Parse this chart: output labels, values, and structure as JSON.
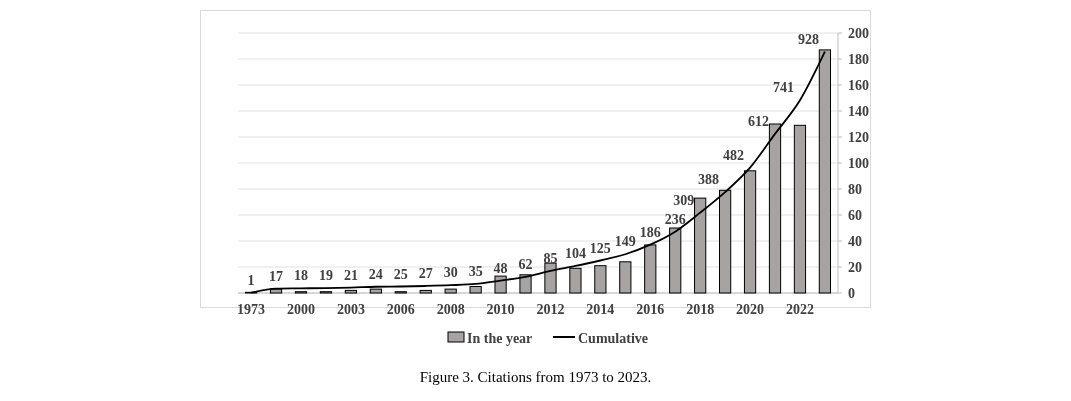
{
  "chart_data": {
    "type": "bar",
    "categories": [
      "1973",
      null,
      "2000",
      null,
      "2003",
      null,
      "2006",
      null,
      "2008",
      null,
      "2010",
      null,
      "2012",
      null,
      "2014",
      null,
      "2016",
      null,
      "2018",
      null,
      "2020",
      null,
      "2022",
      null
    ],
    "series": [
      {
        "name": "In the year",
        "color": "#a7a3a3",
        "values": [
          0.5,
          3,
          1,
          1,
          2,
          3,
          1,
          2,
          3,
          5,
          13,
          14,
          23,
          19,
          21,
          24,
          37,
          50,
          73,
          79,
          94,
          130,
          129,
          187
        ]
      },
      {
        "name": "Cumulative",
        "type": "line",
        "axis": "y2",
        "color": "#000000",
        "data_labels": true,
        "values": [
          1,
          17,
          18,
          19,
          21,
          24,
          25,
          27,
          30,
          35,
          48,
          62,
          85,
          104,
          125,
          149,
          186,
          236,
          309,
          388,
          482,
          612,
          741,
          928
        ]
      }
    ],
    "ylim": [
      0,
      200
    ],
    "yticks": [
      0,
      20,
      40,
      60,
      80,
      100,
      120,
      140,
      160,
      180,
      200
    ],
    "y2lim": [
      0,
      1000
    ],
    "grid": "y",
    "legend": "bottom",
    "marker": "none",
    "annotations": [
      "Figure 3. Citations from 1973 to 2023."
    ]
  }
}
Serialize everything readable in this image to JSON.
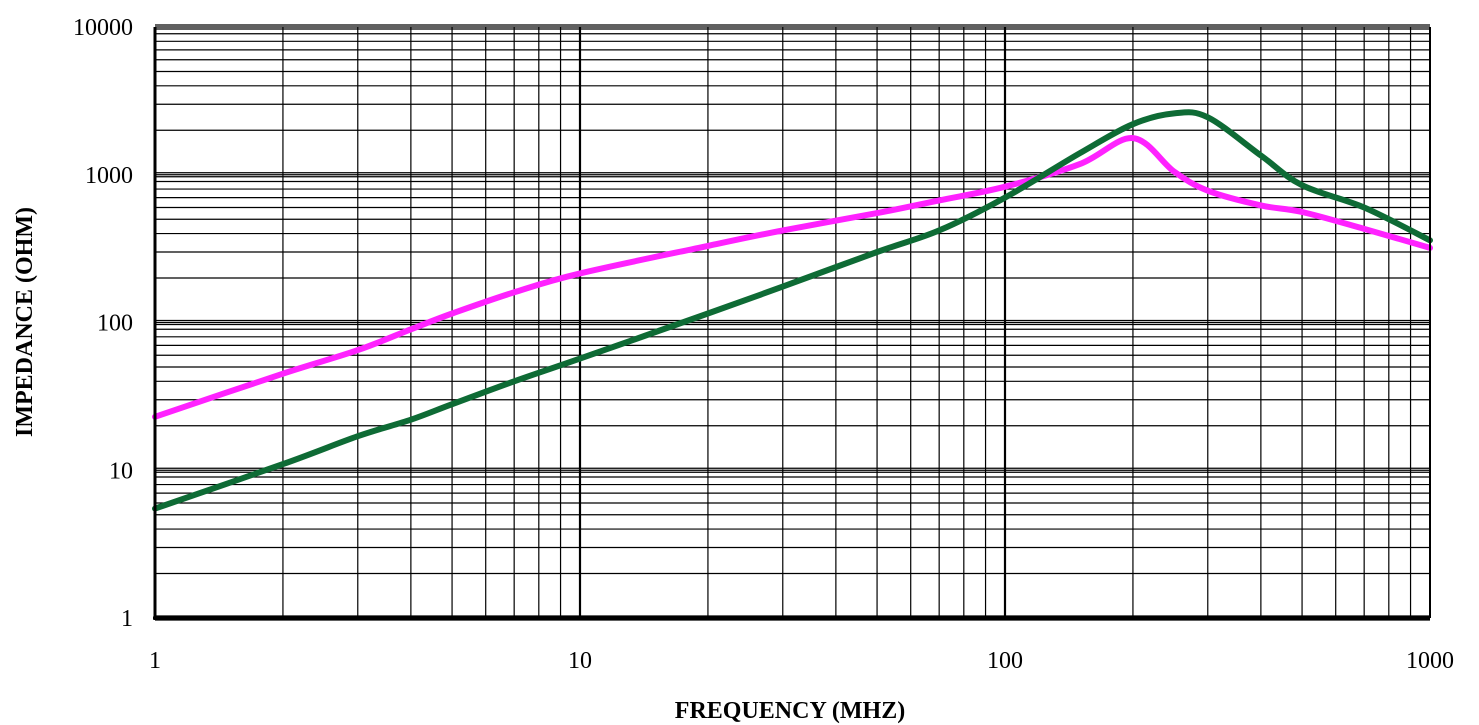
{
  "chart_data": {
    "type": "line",
    "title": "",
    "xlabel": "FREQUENCY (MHZ)",
    "ylabel": "IMPEDANCE (OHM)",
    "x_scale": "log",
    "y_scale": "log",
    "xlim": [
      1,
      1000
    ],
    "ylim": [
      1,
      10000
    ],
    "grid": true,
    "x_ticks": [
      "1",
      "10",
      "100",
      "1000"
    ],
    "y_ticks": [
      "1",
      "10",
      "100",
      "1000",
      "10000"
    ],
    "series": [
      {
        "color": "#ff22ff",
        "x": [
          1,
          2,
          3,
          4,
          5,
          7,
          10,
          20,
          30,
          50,
          70,
          100,
          150,
          200,
          250,
          300,
          400,
          500,
          700,
          1000
        ],
        "values": [
          23,
          45,
          65,
          90,
          115,
          160,
          215,
          330,
          420,
          550,
          670,
          830,
          1180,
          1770,
          1050,
          780,
          620,
          560,
          430,
          320
        ]
      },
      {
        "color": "#0e6b35",
        "x": [
          1,
          2,
          3,
          4,
          5,
          7,
          10,
          20,
          30,
          50,
          70,
          100,
          150,
          200,
          250,
          300,
          400,
          500,
          700,
          1000
        ],
        "values": [
          5.5,
          11,
          17,
          22,
          28,
          40,
          57,
          115,
          175,
          300,
          420,
          700,
          1400,
          2200,
          2600,
          2450,
          1350,
          850,
          600,
          360
        ]
      }
    ]
  }
}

· · · · ·

Quote every line word for word and keep the images out of the copy.

- Worked answer
Parse this chart: output labels, values, and structure as JSON.
{
  "chart_data": {
    "type": "bar",
    "categories": [
      "1973",
      null,
      "2000",
      null,
      "2003",
      null,
      "2006",
      null,
      "2008",
      null,
      "2010",
      null,
      "2012",
      null,
      "2014",
      null,
      "2016",
      null,
      "2018",
      null,
      "2020",
      null,
      "2022",
      null
    ],
    "series": [
      {
        "name": "In the year",
        "color": "#a7a3a3",
        "values": [
          0.5,
          3,
          1,
          1,
          2,
          3,
          1,
          2,
          3,
          5,
          13,
          14,
          23,
          19,
          21,
          24,
          37,
          50,
          73,
          79,
          94,
          130,
          129,
          187
        ]
      },
      {
        "name": "Cumulative",
        "type": "line",
        "axis": "y2",
        "color": "#000000",
        "data_labels": true,
        "values": [
          1,
          17,
          18,
          19,
          21,
          24,
          25,
          27,
          30,
          35,
          48,
          62,
          85,
          104,
          125,
          149,
          186,
          236,
          309,
          388,
          482,
          612,
          741,
          928
        ]
      }
    ],
    "ylim": [
      0,
      200
    ],
    "yticks": [
      0,
      20,
      40,
      60,
      80,
      100,
      120,
      140,
      160,
      180,
      200
    ],
    "y2lim": [
      0,
      1000
    ],
    "grid": "y",
    "legend": "bottom",
    "marker": "none",
    "annotations": [
      "Figure 3. Citations from 1973 to 2023."
    ]
  }
}
Serialize everything readable in this image to JSON.
{
  "chart_data": {
    "type": "line",
    "title": "",
    "xlabel": "FREQUENCY (MHZ)",
    "ylabel": "IMPEDANCE (OHM)",
    "x_scale": "log",
    "y_scale": "log",
    "xlim": [
      1,
      1000
    ],
    "ylim": [
      1,
      10000
    ],
    "grid": true,
    "x_ticks": [
      "1",
      "10",
      "100",
      "1000"
    ],
    "y_ticks": [
      "1",
      "10",
      "100",
      "1000",
      "10000"
    ],
    "series": [
      {
        "color": "#ff22ff",
        "x": [
          1,
          2,
          3,
          4,
          5,
          7,
          10,
          20,
          30,
          50,
          70,
          100,
          150,
          200,
          250,
          300,
          400,
          500,
          700,
          1000
        ],
        "values": [
          23,
          45,
          65,
          90,
          115,
          160,
          215,
          330,
          420,
          550,
          670,
          830,
          1180,
          1770,
          1050,
          780,
          620,
          560,
          430,
          320
        ]
      },
      {
        "color": "#0e6b35",
        "x": [
          1,
          2,
          3,
          4,
          5,
          7,
          10,
          20,
          30,
          50,
          70,
          100,
          150,
          200,
          250,
          300,
          400,
          500,
          700,
          1000
        ],
        "values": [
          5.5,
          11,
          17,
          22,
          28,
          40,
          57,
          115,
          175,
          300,
          420,
          700,
          1400,
          2200,
          2600,
          2450,
          1350,
          850,
          600,
          360
        ]
      }
    ]
  }
}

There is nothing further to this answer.